> _Description of the task_:
Rewrite the lines from the one containing "Text: pretok[m3/s]: pretok[m3/s]" through the one containing "enumerate the UI", putting "Polygon" wherever "Polygon shape" appears and leaving everything else as it is.

> _Source data_:
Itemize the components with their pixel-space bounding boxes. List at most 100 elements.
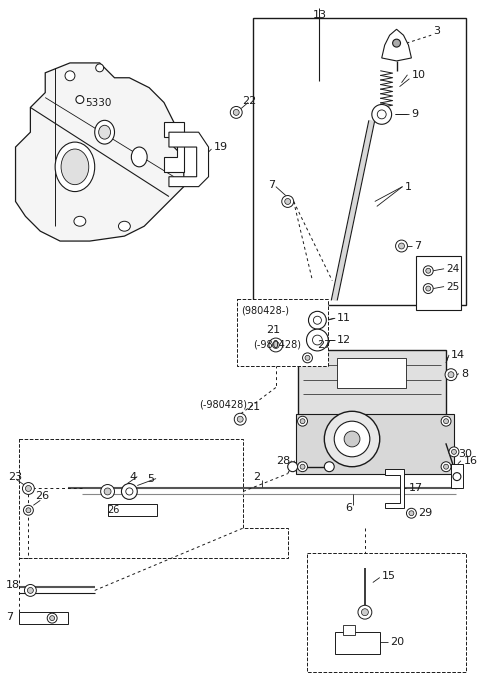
- Circle shape: [307, 329, 328, 351]
- Circle shape: [441, 416, 451, 426]
- Text: 30: 30: [458, 449, 472, 459]
- Text: 22: 22: [242, 95, 256, 106]
- Text: 16: 16: [464, 456, 478, 466]
- Circle shape: [288, 462, 298, 472]
- Text: 10: 10: [411, 70, 425, 80]
- Circle shape: [372, 104, 392, 124]
- Circle shape: [237, 416, 243, 422]
- Circle shape: [444, 418, 448, 424]
- Bar: [335, 632, 380, 654]
- Text: 2: 2: [253, 471, 260, 482]
- Circle shape: [453, 473, 461, 481]
- Circle shape: [282, 196, 294, 207]
- Bar: [253, 19, 466, 305]
- Text: 24: 24: [446, 264, 459, 274]
- Polygon shape: [19, 439, 288, 558]
- Ellipse shape: [99, 126, 110, 139]
- Polygon shape: [384, 469, 405, 508]
- Circle shape: [324, 412, 380, 466]
- Circle shape: [76, 95, 84, 104]
- Bar: [343, 625, 355, 635]
- Circle shape: [104, 488, 111, 495]
- Text: 29: 29: [419, 508, 432, 518]
- Circle shape: [26, 508, 31, 512]
- Circle shape: [23, 482, 35, 495]
- Bar: [19, 612, 68, 624]
- Circle shape: [47, 613, 57, 623]
- Bar: [337, 358, 407, 388]
- Text: 6: 6: [345, 504, 352, 513]
- Circle shape: [233, 110, 239, 115]
- Text: 21: 21: [266, 325, 280, 335]
- Circle shape: [407, 508, 416, 518]
- Circle shape: [361, 608, 368, 615]
- Circle shape: [234, 413, 246, 425]
- Bar: [451, 464, 463, 488]
- Text: 1: 1: [405, 182, 411, 191]
- Ellipse shape: [61, 149, 89, 185]
- Text: 26: 26: [108, 506, 120, 515]
- Circle shape: [230, 106, 242, 119]
- Circle shape: [393, 39, 400, 47]
- Text: 12: 12: [337, 335, 351, 345]
- Circle shape: [344, 431, 360, 447]
- Circle shape: [334, 421, 370, 457]
- Text: 20: 20: [390, 637, 404, 647]
- Ellipse shape: [119, 222, 131, 231]
- Circle shape: [448, 372, 454, 377]
- Circle shape: [444, 464, 448, 469]
- Circle shape: [272, 342, 279, 348]
- Circle shape: [25, 486, 31, 491]
- Text: 27: 27: [317, 340, 332, 350]
- Circle shape: [445, 369, 457, 381]
- Text: 4: 4: [129, 471, 136, 482]
- FancyBboxPatch shape: [237, 300, 328, 366]
- Bar: [308, 553, 466, 672]
- Circle shape: [298, 462, 308, 472]
- Circle shape: [269, 338, 283, 352]
- Text: 23: 23: [9, 471, 23, 482]
- Circle shape: [409, 511, 414, 516]
- Circle shape: [312, 335, 322, 345]
- Text: 7: 7: [268, 180, 275, 189]
- Circle shape: [441, 462, 451, 472]
- Text: (-980428): (-980428): [199, 399, 247, 410]
- Polygon shape: [15, 63, 184, 241]
- Circle shape: [449, 447, 459, 457]
- Circle shape: [423, 265, 433, 276]
- Text: 26: 26: [36, 491, 49, 501]
- Text: 13: 13: [312, 10, 326, 21]
- Text: 8: 8: [461, 368, 468, 379]
- Text: 3: 3: [433, 26, 440, 36]
- Text: 7: 7: [6, 612, 13, 622]
- Ellipse shape: [132, 147, 147, 167]
- Circle shape: [423, 283, 433, 294]
- Text: 25: 25: [446, 281, 459, 292]
- Circle shape: [305, 355, 310, 360]
- Circle shape: [309, 311, 326, 329]
- Bar: [108, 504, 157, 516]
- Text: 15: 15: [382, 571, 396, 580]
- Circle shape: [452, 449, 456, 454]
- Polygon shape: [169, 132, 208, 187]
- Circle shape: [426, 286, 431, 291]
- Circle shape: [300, 418, 305, 424]
- Text: 28: 28: [276, 456, 290, 466]
- Ellipse shape: [55, 142, 95, 191]
- Text: 11: 11: [337, 314, 351, 323]
- Circle shape: [396, 240, 408, 252]
- Bar: [298, 350, 446, 424]
- Text: 5: 5: [147, 473, 154, 484]
- Circle shape: [126, 488, 133, 495]
- Circle shape: [302, 353, 312, 363]
- Polygon shape: [164, 122, 184, 172]
- Text: 17: 17: [408, 484, 422, 493]
- Text: 5330: 5330: [85, 97, 111, 108]
- Circle shape: [24, 506, 33, 515]
- Circle shape: [377, 110, 386, 119]
- Text: 9: 9: [411, 109, 419, 119]
- Circle shape: [101, 484, 115, 499]
- Circle shape: [324, 462, 334, 472]
- Bar: [296, 414, 454, 473]
- Circle shape: [358, 605, 372, 619]
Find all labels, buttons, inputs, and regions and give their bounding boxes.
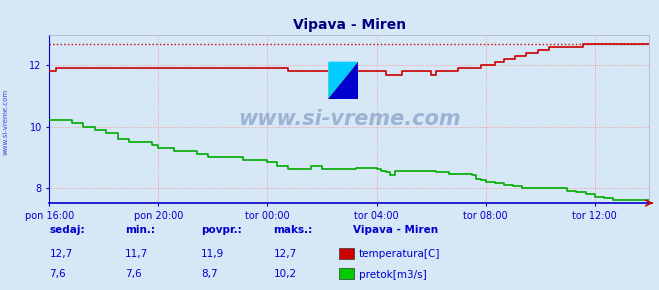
Text: pretok[m3/s]: pretok[m3/s] xyxy=(359,270,427,280)
Text: povpr.:: povpr.: xyxy=(201,225,242,235)
Text: www.si-vreme.com: www.si-vreme.com xyxy=(238,109,461,129)
Polygon shape xyxy=(328,62,358,99)
Polygon shape xyxy=(328,62,358,99)
Text: sedaj:: sedaj: xyxy=(49,225,85,235)
Text: 12,7: 12,7 xyxy=(273,249,297,259)
Text: 7,6: 7,6 xyxy=(125,269,142,279)
Text: 11,7: 11,7 xyxy=(125,249,148,259)
Text: 7,6: 7,6 xyxy=(49,269,66,279)
Text: www.si-vreme.com: www.si-vreme.com xyxy=(2,89,9,155)
Text: Vipava - Miren: Vipava - Miren xyxy=(353,225,438,235)
Text: temperatura[C]: temperatura[C] xyxy=(359,249,441,259)
Title: Vipava - Miren: Vipava - Miren xyxy=(293,18,406,32)
Text: maks.:: maks.: xyxy=(273,225,313,235)
Text: 11,9: 11,9 xyxy=(201,249,224,259)
Text: 10,2: 10,2 xyxy=(273,269,297,279)
Text: 8,7: 8,7 xyxy=(201,269,217,279)
Bar xyxy=(328,62,358,99)
Text: min.:: min.: xyxy=(125,225,156,235)
Text: 12,7: 12,7 xyxy=(49,249,72,259)
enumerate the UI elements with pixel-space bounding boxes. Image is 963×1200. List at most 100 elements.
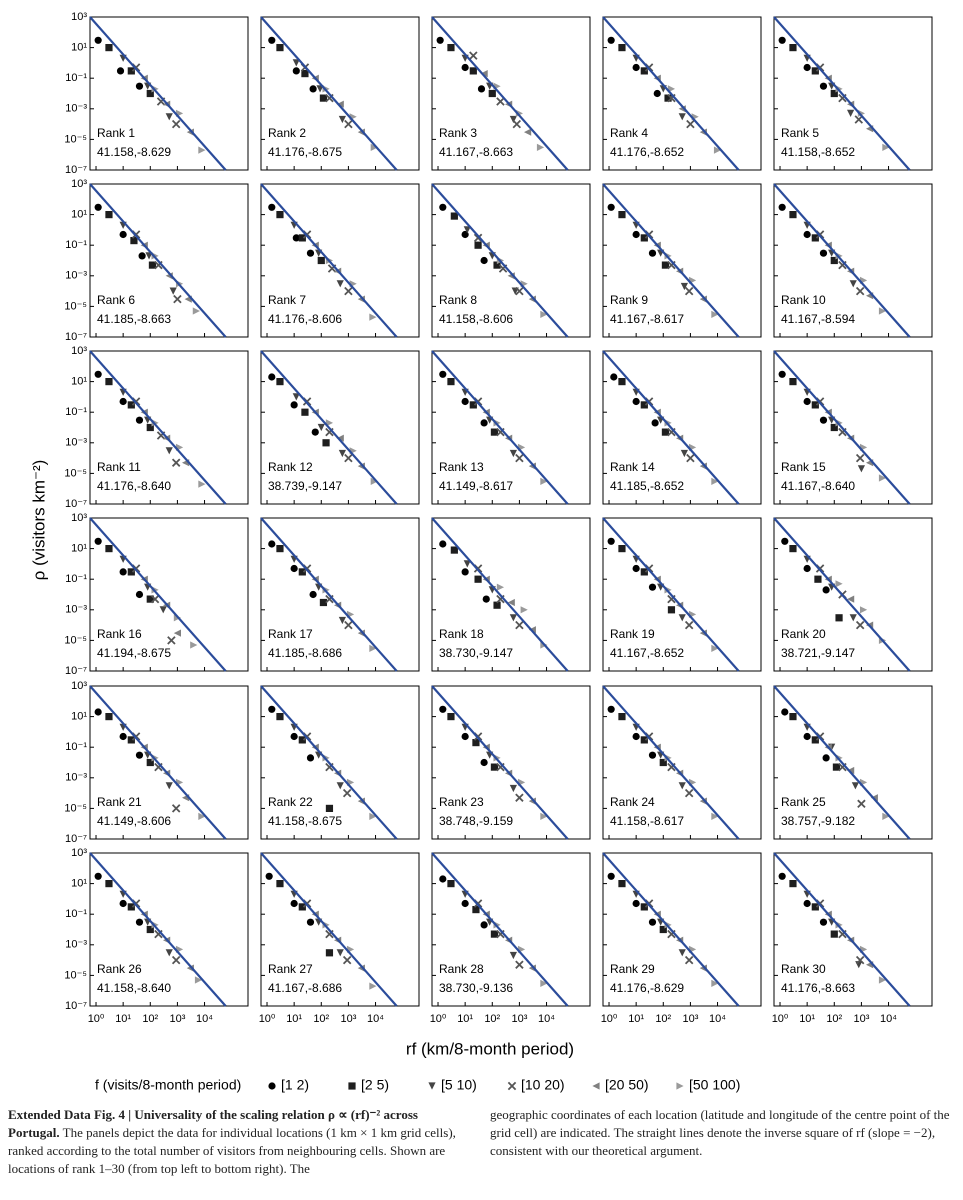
x-tick-label: 10⁰ [259, 1013, 276, 1025]
caption-left: Extended Data Fig. 4 | Universality of t… [8, 1106, 470, 1178]
data-point [135, 590, 144, 599]
fit-line [773, 16, 911, 171]
data-point [306, 754, 315, 762]
data-point [607, 36, 615, 44]
data-point [338, 616, 346, 625]
panel-frame [260, 852, 420, 1007]
fit-line [89, 350, 227, 505]
data-point [146, 423, 154, 432]
legend-marker [592, 1082, 600, 1090]
x-tick-label: 10⁰ [88, 1013, 105, 1025]
data-point [105, 211, 113, 219]
rank-label: Rank 4 [610, 126, 648, 140]
y-tick-label: 10⁻³ [65, 270, 87, 282]
coords-label: 38.739,-9.147 [268, 479, 342, 493]
caption-text: The panels depict the data for individua… [8, 1125, 456, 1176]
data-point [528, 295, 536, 303]
data-point [878, 307, 887, 315]
data-point [540, 477, 548, 486]
data-point [648, 249, 657, 257]
coords-label: 41.149,-8.617 [439, 479, 513, 493]
legend-label: [2 5) [361, 1077, 389, 1093]
rank-label: Rank 5 [781, 126, 819, 140]
x-axis-label: rf (km/8-month period) [406, 1039, 574, 1058]
data-point [855, 620, 865, 630]
data-point [276, 880, 284, 888]
coords-label: 41.149,-8.606 [97, 814, 171, 828]
data-point [469, 51, 478, 60]
data-point [357, 128, 365, 136]
data-point [711, 310, 719, 319]
x-tick-label: 10⁴ [367, 1013, 384, 1025]
rank-label: Rank 8 [439, 293, 477, 307]
rank-label: Rank 18 [439, 627, 484, 641]
data-point [618, 211, 626, 219]
panel-frame [89, 517, 249, 672]
data-point [298, 234, 306, 242]
y-tick-label: 10⁻⁷ [65, 665, 87, 677]
data-point [268, 36, 276, 44]
data-point [119, 397, 127, 406]
coords-label: 41.176,-8.652 [610, 145, 684, 159]
data-point [855, 453, 865, 463]
data-point [167, 636, 176, 645]
legend-label: [1 2) [281, 1077, 309, 1093]
data-point [778, 203, 786, 211]
fit-line [602, 685, 740, 840]
panel-frame [602, 517, 762, 672]
data-point [632, 397, 640, 406]
coords-label: 41.158,-8.629 [97, 145, 171, 159]
data-point [699, 797, 707, 805]
y-tick-label: 10⁻⁵ [64, 133, 87, 145]
rank-label: Rank 3 [439, 126, 477, 140]
data-point [130, 236, 138, 245]
coords-label: 41.176,-8.675 [268, 145, 342, 159]
data-point [276, 44, 284, 52]
x-tick-label: 10¹ [799, 1013, 815, 1025]
data-point [292, 393, 300, 401]
data-point [618, 44, 626, 52]
data-point [778, 370, 786, 378]
panel-frame [431, 16, 591, 171]
data-point [148, 261, 157, 269]
legend-marker [428, 1082, 436, 1090]
data-point [680, 282, 688, 291]
data-point [664, 94, 672, 102]
legend-title: f (visits/8-month period) [95, 1077, 241, 1093]
data-point [325, 949, 334, 957]
data-point [447, 713, 455, 721]
data-point [490, 763, 499, 771]
fit-line [431, 350, 569, 505]
data-point [309, 85, 317, 93]
y-tick-label: 10¹ [71, 878, 87, 890]
data-point [146, 758, 154, 767]
data-point [482, 595, 490, 603]
panel-frame [260, 16, 420, 171]
data-point [480, 758, 488, 767]
data-point [268, 540, 276, 548]
y-tick-label: 10⁻⁷ [65, 833, 87, 845]
data-point [439, 875, 447, 883]
data-point [711, 812, 719, 821]
rank-label: Rank 23 [439, 795, 484, 809]
data-point [311, 428, 319, 436]
rank-label: Rank 14 [610, 460, 655, 474]
y-tick-label: 10⁻⁵ [64, 467, 87, 479]
data-point [648, 583, 657, 591]
y-tick-label: 10³ [71, 512, 87, 524]
data-point [819, 416, 828, 424]
data-point [699, 128, 707, 136]
fit-line [773, 517, 911, 672]
data-point [463, 226, 471, 234]
data-point [640, 67, 648, 75]
data-point [194, 976, 203, 984]
data-point [119, 230, 127, 239]
data-point [292, 234, 300, 242]
data-point [847, 595, 855, 603]
coords-label: 38.721,-9.147 [781, 646, 855, 660]
data-point [268, 373, 276, 381]
data-point [276, 378, 284, 386]
y-tick-label: 10⁻¹ [65, 908, 87, 920]
data-point [276, 545, 284, 553]
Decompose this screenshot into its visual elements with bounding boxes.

> _Completed task_:
Text: pretok[m3/s]: pretok[m3/s] xyxy=(359,270,427,280)
Text: povpr.:: povpr.: xyxy=(201,225,242,235)
Text: www.si-vreme.com: www.si-vreme.com xyxy=(238,109,461,129)
Polygon xyxy=(328,62,358,99)
Polygon xyxy=(328,62,358,99)
Text: sedaj:: sedaj: xyxy=(49,225,85,235)
Text: 12,7: 12,7 xyxy=(273,249,297,259)
Text: 7,6: 7,6 xyxy=(125,269,142,279)
Text: 11,7: 11,7 xyxy=(125,249,148,259)
Text: 7,6: 7,6 xyxy=(49,269,66,279)
Text: www.si-vreme.com: www.si-vreme.com xyxy=(2,89,9,155)
Text: Vipava - Miren: Vipava - Miren xyxy=(353,225,438,235)
Text: temperatura[C]: temperatura[C] xyxy=(359,249,441,259)
Title: Vipava - Miren: Vipava - Miren xyxy=(293,18,406,32)
Text: maks.:: maks.: xyxy=(273,225,313,235)
Text: 11,9: 11,9 xyxy=(201,249,224,259)
Text: 10,2: 10,2 xyxy=(273,269,297,279)
Text: 8,7: 8,7 xyxy=(201,269,217,279)
Bar xyxy=(328,62,358,99)
Text: min.:: min.: xyxy=(125,225,156,235)
Text: 12,7: 12,7 xyxy=(49,249,72,259)
enumerate the UI elements with pixel-space bounding boxes. Image is 963×1200. List at most 100 elements.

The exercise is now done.